### Dataset excerpts
** start **
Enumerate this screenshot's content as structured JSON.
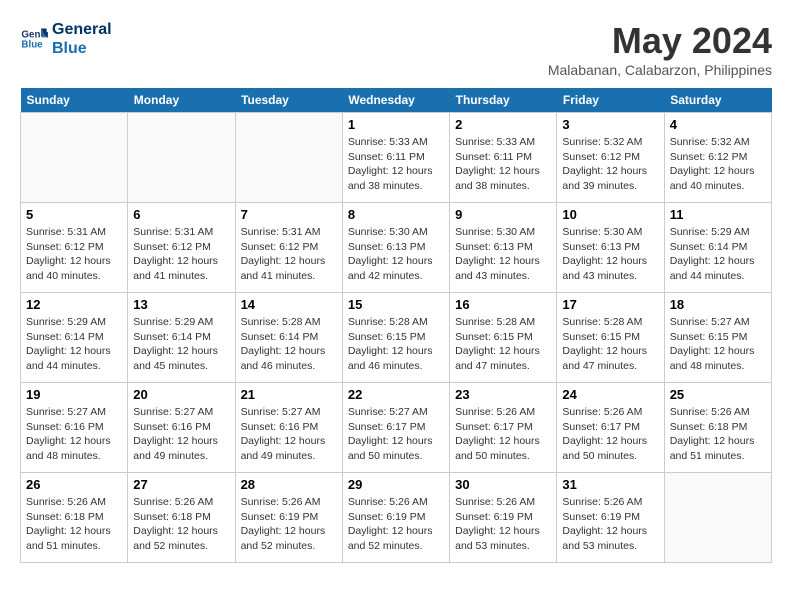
{
  "logo": {
    "line1": "General",
    "line2": "Blue"
  },
  "title": "May 2024",
  "location": "Malabanan, Calabarzon, Philippines",
  "headers": [
    "Sunday",
    "Monday",
    "Tuesday",
    "Wednesday",
    "Thursday",
    "Friday",
    "Saturday"
  ],
  "weeks": [
    [
      {
        "date": "",
        "info": ""
      },
      {
        "date": "",
        "info": ""
      },
      {
        "date": "",
        "info": ""
      },
      {
        "date": "1",
        "info": "Sunrise: 5:33 AM\nSunset: 6:11 PM\nDaylight: 12 hours\nand 38 minutes."
      },
      {
        "date": "2",
        "info": "Sunrise: 5:33 AM\nSunset: 6:11 PM\nDaylight: 12 hours\nand 38 minutes."
      },
      {
        "date": "3",
        "info": "Sunrise: 5:32 AM\nSunset: 6:12 PM\nDaylight: 12 hours\nand 39 minutes."
      },
      {
        "date": "4",
        "info": "Sunrise: 5:32 AM\nSunset: 6:12 PM\nDaylight: 12 hours\nand 40 minutes."
      }
    ],
    [
      {
        "date": "5",
        "info": "Sunrise: 5:31 AM\nSunset: 6:12 PM\nDaylight: 12 hours\nand 40 minutes."
      },
      {
        "date": "6",
        "info": "Sunrise: 5:31 AM\nSunset: 6:12 PM\nDaylight: 12 hours\nand 41 minutes."
      },
      {
        "date": "7",
        "info": "Sunrise: 5:31 AM\nSunset: 6:12 PM\nDaylight: 12 hours\nand 41 minutes."
      },
      {
        "date": "8",
        "info": "Sunrise: 5:30 AM\nSunset: 6:13 PM\nDaylight: 12 hours\nand 42 minutes."
      },
      {
        "date": "9",
        "info": "Sunrise: 5:30 AM\nSunset: 6:13 PM\nDaylight: 12 hours\nand 43 minutes."
      },
      {
        "date": "10",
        "info": "Sunrise: 5:30 AM\nSunset: 6:13 PM\nDaylight: 12 hours\nand 43 minutes."
      },
      {
        "date": "11",
        "info": "Sunrise: 5:29 AM\nSunset: 6:14 PM\nDaylight: 12 hours\nand 44 minutes."
      }
    ],
    [
      {
        "date": "12",
        "info": "Sunrise: 5:29 AM\nSunset: 6:14 PM\nDaylight: 12 hours\nand 44 minutes."
      },
      {
        "date": "13",
        "info": "Sunrise: 5:29 AM\nSunset: 6:14 PM\nDaylight: 12 hours\nand 45 minutes."
      },
      {
        "date": "14",
        "info": "Sunrise: 5:28 AM\nSunset: 6:14 PM\nDaylight: 12 hours\nand 46 minutes."
      },
      {
        "date": "15",
        "info": "Sunrise: 5:28 AM\nSunset: 6:15 PM\nDaylight: 12 hours\nand 46 minutes."
      },
      {
        "date": "16",
        "info": "Sunrise: 5:28 AM\nSunset: 6:15 PM\nDaylight: 12 hours\nand 47 minutes."
      },
      {
        "date": "17",
        "info": "Sunrise: 5:28 AM\nSunset: 6:15 PM\nDaylight: 12 hours\nand 47 minutes."
      },
      {
        "date": "18",
        "info": "Sunrise: 5:27 AM\nSunset: 6:15 PM\nDaylight: 12 hours\nand 48 minutes."
      }
    ],
    [
      {
        "date": "19",
        "info": "Sunrise: 5:27 AM\nSunset: 6:16 PM\nDaylight: 12 hours\nand 48 minutes."
      },
      {
        "date": "20",
        "info": "Sunrise: 5:27 AM\nSunset: 6:16 PM\nDaylight: 12 hours\nand 49 minutes."
      },
      {
        "date": "21",
        "info": "Sunrise: 5:27 AM\nSunset: 6:16 PM\nDaylight: 12 hours\nand 49 minutes."
      },
      {
        "date": "22",
        "info": "Sunrise: 5:27 AM\nSunset: 6:17 PM\nDaylight: 12 hours\nand 50 minutes."
      },
      {
        "date": "23",
        "info": "Sunrise: 5:26 AM\nSunset: 6:17 PM\nDaylight: 12 hours\nand 50 minutes."
      },
      {
        "date": "24",
        "info": "Sunrise: 5:26 AM\nSunset: 6:17 PM\nDaylight: 12 hours\nand 50 minutes."
      },
      {
        "date": "25",
        "info": "Sunrise: 5:26 AM\nSunset: 6:18 PM\nDaylight: 12 hours\nand 51 minutes."
      }
    ],
    [
      {
        "date": "26",
        "info": "Sunrise: 5:26 AM\nSunset: 6:18 PM\nDaylight: 12 hours\nand 51 minutes."
      },
      {
        "date": "27",
        "info": "Sunrise: 5:26 AM\nSunset: 6:18 PM\nDaylight: 12 hours\nand 52 minutes."
      },
      {
        "date": "28",
        "info": "Sunrise: 5:26 AM\nSunset: 6:19 PM\nDaylight: 12 hours\nand 52 minutes."
      },
      {
        "date": "29",
        "info": "Sunrise: 5:26 AM\nSunset: 6:19 PM\nDaylight: 12 hours\nand 52 minutes."
      },
      {
        "date": "30",
        "info": "Sunrise: 5:26 AM\nSunset: 6:19 PM\nDaylight: 12 hours\nand 53 minutes."
      },
      {
        "date": "31",
        "info": "Sunrise: 5:26 AM\nSunset: 6:19 PM\nDaylight: 12 hours\nand 53 minutes."
      },
      {
        "date": "",
        "info": ""
      }
    ]
  ]
}
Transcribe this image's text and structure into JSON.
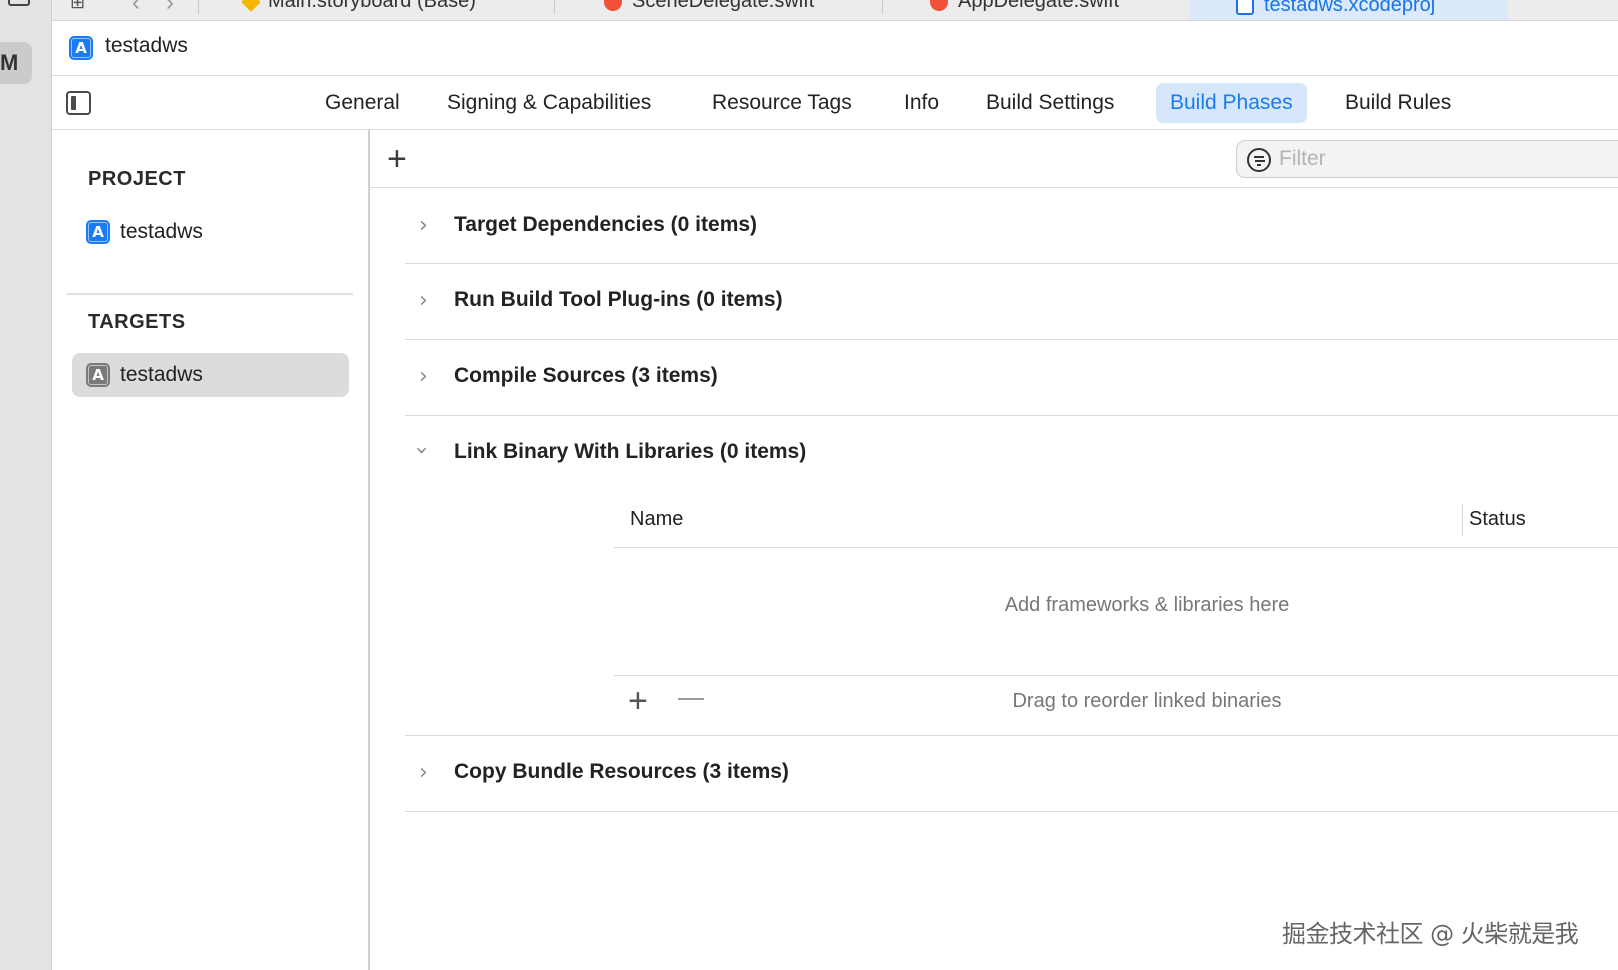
{
  "tabbar": {
    "tabs": [
      {
        "label": "Main.storyboard (Base)",
        "icon": "storyboard-icon",
        "color": "#f2b705"
      },
      {
        "label": "SceneDelegate.swift",
        "icon": "swift-icon",
        "color": "#f05138"
      },
      {
        "label": "AppDelegate.swift",
        "icon": "swift-icon",
        "color": "#f05138"
      },
      {
        "label": "testadws.xcodeproj",
        "icon": "xcodeproj-icon",
        "color": "#1a73e8"
      }
    ]
  },
  "left_strip": {
    "label": "M"
  },
  "header": {
    "title": "testadws"
  },
  "editor_tabs": [
    {
      "label": "General"
    },
    {
      "label": "Signing & Capabilities"
    },
    {
      "label": "Resource Tags"
    },
    {
      "label": "Info"
    },
    {
      "label": "Build Settings"
    },
    {
      "label": "Build Phases",
      "active": true
    },
    {
      "label": "Build Rules"
    }
  ],
  "navigator": {
    "project_heading": "PROJECT",
    "project_item": "testadws",
    "targets_heading": "TARGETS",
    "target_item": "testadws"
  },
  "toolbar": {
    "add_label": "+",
    "filter_placeholder": "Filter"
  },
  "phases": [
    {
      "title": "Target Dependencies (0 items)",
      "expanded": false
    },
    {
      "title": "Run Build Tool Plug-ins (0 items)",
      "expanded": false
    },
    {
      "title": "Compile Sources (3 items)",
      "expanded": false
    },
    {
      "title": "Link Binary With Libraries (0 items)",
      "expanded": true
    },
    {
      "title": "Copy Bundle Resources (3 items)",
      "expanded": false
    }
  ],
  "link_table": {
    "col_name": "Name",
    "col_status": "Status",
    "empty_text": "Add frameworks & libraries here",
    "add_label": "+",
    "hint": "Drag to reorder linked binaries"
  },
  "watermark": "掘金技术社区 @ 火柴就是我",
  "colors": {
    "accent": "#1a7cf0",
    "active_tab_bg": "#d6e7fb",
    "selected_row_bg": "#dcdcdc"
  }
}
** end **
### What this task involves
Reproduce the full listing faithfully, but do not carry over any pictures.

### Exercise answer
Enumerate this screenshot's content as structured JSON.
{
  "logo": {
    "line1": "General",
    "line2": "Blue"
  },
  "title": "May 2024",
  "location": "Malabanan, Calabarzon, Philippines",
  "headers": [
    "Sunday",
    "Monday",
    "Tuesday",
    "Wednesday",
    "Thursday",
    "Friday",
    "Saturday"
  ],
  "weeks": [
    [
      {
        "date": "",
        "info": ""
      },
      {
        "date": "",
        "info": ""
      },
      {
        "date": "",
        "info": ""
      },
      {
        "date": "1",
        "info": "Sunrise: 5:33 AM\nSunset: 6:11 PM\nDaylight: 12 hours\nand 38 minutes."
      },
      {
        "date": "2",
        "info": "Sunrise: 5:33 AM\nSunset: 6:11 PM\nDaylight: 12 hours\nand 38 minutes."
      },
      {
        "date": "3",
        "info": "Sunrise: 5:32 AM\nSunset: 6:12 PM\nDaylight: 12 hours\nand 39 minutes."
      },
      {
        "date": "4",
        "info": "Sunrise: 5:32 AM\nSunset: 6:12 PM\nDaylight: 12 hours\nand 40 minutes."
      }
    ],
    [
      {
        "date": "5",
        "info": "Sunrise: 5:31 AM\nSunset: 6:12 PM\nDaylight: 12 hours\nand 40 minutes."
      },
      {
        "date": "6",
        "info": "Sunrise: 5:31 AM\nSunset: 6:12 PM\nDaylight: 12 hours\nand 41 minutes."
      },
      {
        "date": "7",
        "info": "Sunrise: 5:31 AM\nSunset: 6:12 PM\nDaylight: 12 hours\nand 41 minutes."
      },
      {
        "date": "8",
        "info": "Sunrise: 5:30 AM\nSunset: 6:13 PM\nDaylight: 12 hours\nand 42 minutes."
      },
      {
        "date": "9",
        "info": "Sunrise: 5:30 AM\nSunset: 6:13 PM\nDaylight: 12 hours\nand 43 minutes."
      },
      {
        "date": "10",
        "info": "Sunrise: 5:30 AM\nSunset: 6:13 PM\nDaylight: 12 hours\nand 43 minutes."
      },
      {
        "date": "11",
        "info": "Sunrise: 5:29 AM\nSunset: 6:14 PM\nDaylight: 12 hours\nand 44 minutes."
      }
    ],
    [
      {
        "date": "12",
        "info": "Sunrise: 5:29 AM\nSunset: 6:14 PM\nDaylight: 12 hours\nand 44 minutes."
      },
      {
        "date": "13",
        "info": "Sunrise: 5:29 AM\nSunset: 6:14 PM\nDaylight: 12 hours\nand 45 minutes."
      },
      {
        "date": "14",
        "info": "Sunrise: 5:28 AM\nSunset: 6:14 PM\nDaylight: 12 hours\nand 46 minutes."
      },
      {
        "date": "15",
        "info": "Sunrise: 5:28 AM\nSunset: 6:15 PM\nDaylight: 12 hours\nand 46 minutes."
      },
      {
        "date": "16",
        "info": "Sunrise: 5:28 AM\nSunset: 6:15 PM\nDaylight: 12 hours\nand 47 minutes."
      },
      {
        "date": "17",
        "info": "Sunrise: 5:28 AM\nSunset: 6:15 PM\nDaylight: 12 hours\nand 47 minutes."
      },
      {
        "date": "18",
        "info": "Sunrise: 5:27 AM\nSunset: 6:15 PM\nDaylight: 12 hours\nand 48 minutes."
      }
    ],
    [
      {
        "date": "19",
        "info": "Sunrise: 5:27 AM\nSunset: 6:16 PM\nDaylight: 12 hours\nand 48 minutes."
      },
      {
        "date": "20",
        "info": "Sunrise: 5:27 AM\nSunset: 6:16 PM\nDaylight: 12 hours\nand 49 minutes."
      },
      {
        "date": "21",
        "info": "Sunrise: 5:27 AM\nSunset: 6:16 PM\nDaylight: 12 hours\nand 49 minutes."
      },
      {
        "date": "22",
        "info": "Sunrise: 5:27 AM\nSunset: 6:17 PM\nDaylight: 12 hours\nand 50 minutes."
      },
      {
        "date": "23",
        "info": "Sunrise: 5:26 AM\nSunset: 6:17 PM\nDaylight: 12 hours\nand 50 minutes."
      },
      {
        "date": "24",
        "info": "Sunrise: 5:26 AM\nSunset: 6:17 PM\nDaylight: 12 hours\nand 50 minutes."
      },
      {
        "date": "25",
        "info": "Sunrise: 5:26 AM\nSunset: 6:18 PM\nDaylight: 12 hours\nand 51 minutes."
      }
    ],
    [
      {
        "date": "26",
        "info": "Sunrise: 5:26 AM\nSunset: 6:18 PM\nDaylight: 12 hours\nand 51 minutes."
      },
      {
        "date": "27",
        "info": "Sunrise: 5:26 AM\nSunset: 6:18 PM\nDaylight: 12 hours\nand 52 minutes."
      },
      {
        "date": "28",
        "info": "Sunrise: 5:26 AM\nSunset: 6:19 PM\nDaylight: 12 hours\nand 52 minutes."
      },
      {
        "date": "29",
        "info": "Sunrise: 5:26 AM\nSunset: 6:19 PM\nDaylight: 12 hours\nand 52 minutes."
      },
      {
        "date": "30",
        "info": "Sunrise: 5:26 AM\nSunset: 6:19 PM\nDaylight: 12 hours\nand 53 minutes."
      },
      {
        "date": "31",
        "info": "Sunrise: 5:26 AM\nSunset: 6:19 PM\nDaylight: 12 hours\nand 53 minutes."
      },
      {
        "date": "",
        "info": ""
      }
    ]
  ]
}
Transcribe this image's text and structure into JSON.
{
  "tabbar": {
    "tabs": [
      {
        "label": "Main.storyboard (Base)",
        "icon": "storyboard-icon",
        "color": "#f2b705"
      },
      {
        "label": "SceneDelegate.swift",
        "icon": "swift-icon",
        "color": "#f05138"
      },
      {
        "label": "AppDelegate.swift",
        "icon": "swift-icon",
        "color": "#f05138"
      },
      {
        "label": "testadws.xcodeproj",
        "icon": "xcodeproj-icon",
        "color": "#1a73e8"
      }
    ]
  },
  "left_strip": {
    "label": "M"
  },
  "header": {
    "title": "testadws"
  },
  "editor_tabs": [
    {
      "label": "General"
    },
    {
      "label": "Signing & Capabilities"
    },
    {
      "label": "Resource Tags"
    },
    {
      "label": "Info"
    },
    {
      "label": "Build Settings"
    },
    {
      "label": "Build Phases",
      "active": true
    },
    {
      "label": "Build Rules"
    }
  ],
  "navigator": {
    "project_heading": "PROJECT",
    "project_item": "testadws",
    "targets_heading": "TARGETS",
    "target_item": "testadws"
  },
  "toolbar": {
    "add_label": "+",
    "filter_placeholder": "Filter"
  },
  "phases": [
    {
      "title": "Target Dependencies (0 items)",
      "expanded": false
    },
    {
      "title": "Run Build Tool Plug-ins (0 items)",
      "expanded": false
    },
    {
      "title": "Compile Sources (3 items)",
      "expanded": false
    },
    {
      "title": "Link Binary With Libraries (0 items)",
      "expanded": true
    },
    {
      "title": "Copy Bundle Resources (3 items)",
      "expanded": false
    }
  ],
  "link_table": {
    "col_name": "Name",
    "col_status": "Status",
    "empty_text": "Add frameworks & libraries here",
    "add_label": "+",
    "hint": "Drag to reorder linked binaries"
  },
  "watermark": "掘金技术社区 @ 火柴就是我",
  "colors": {
    "accent": "#1a7cf0",
    "active_tab_bg": "#d6e7fb",
    "selected_row_bg": "#dcdcdc"
  }
}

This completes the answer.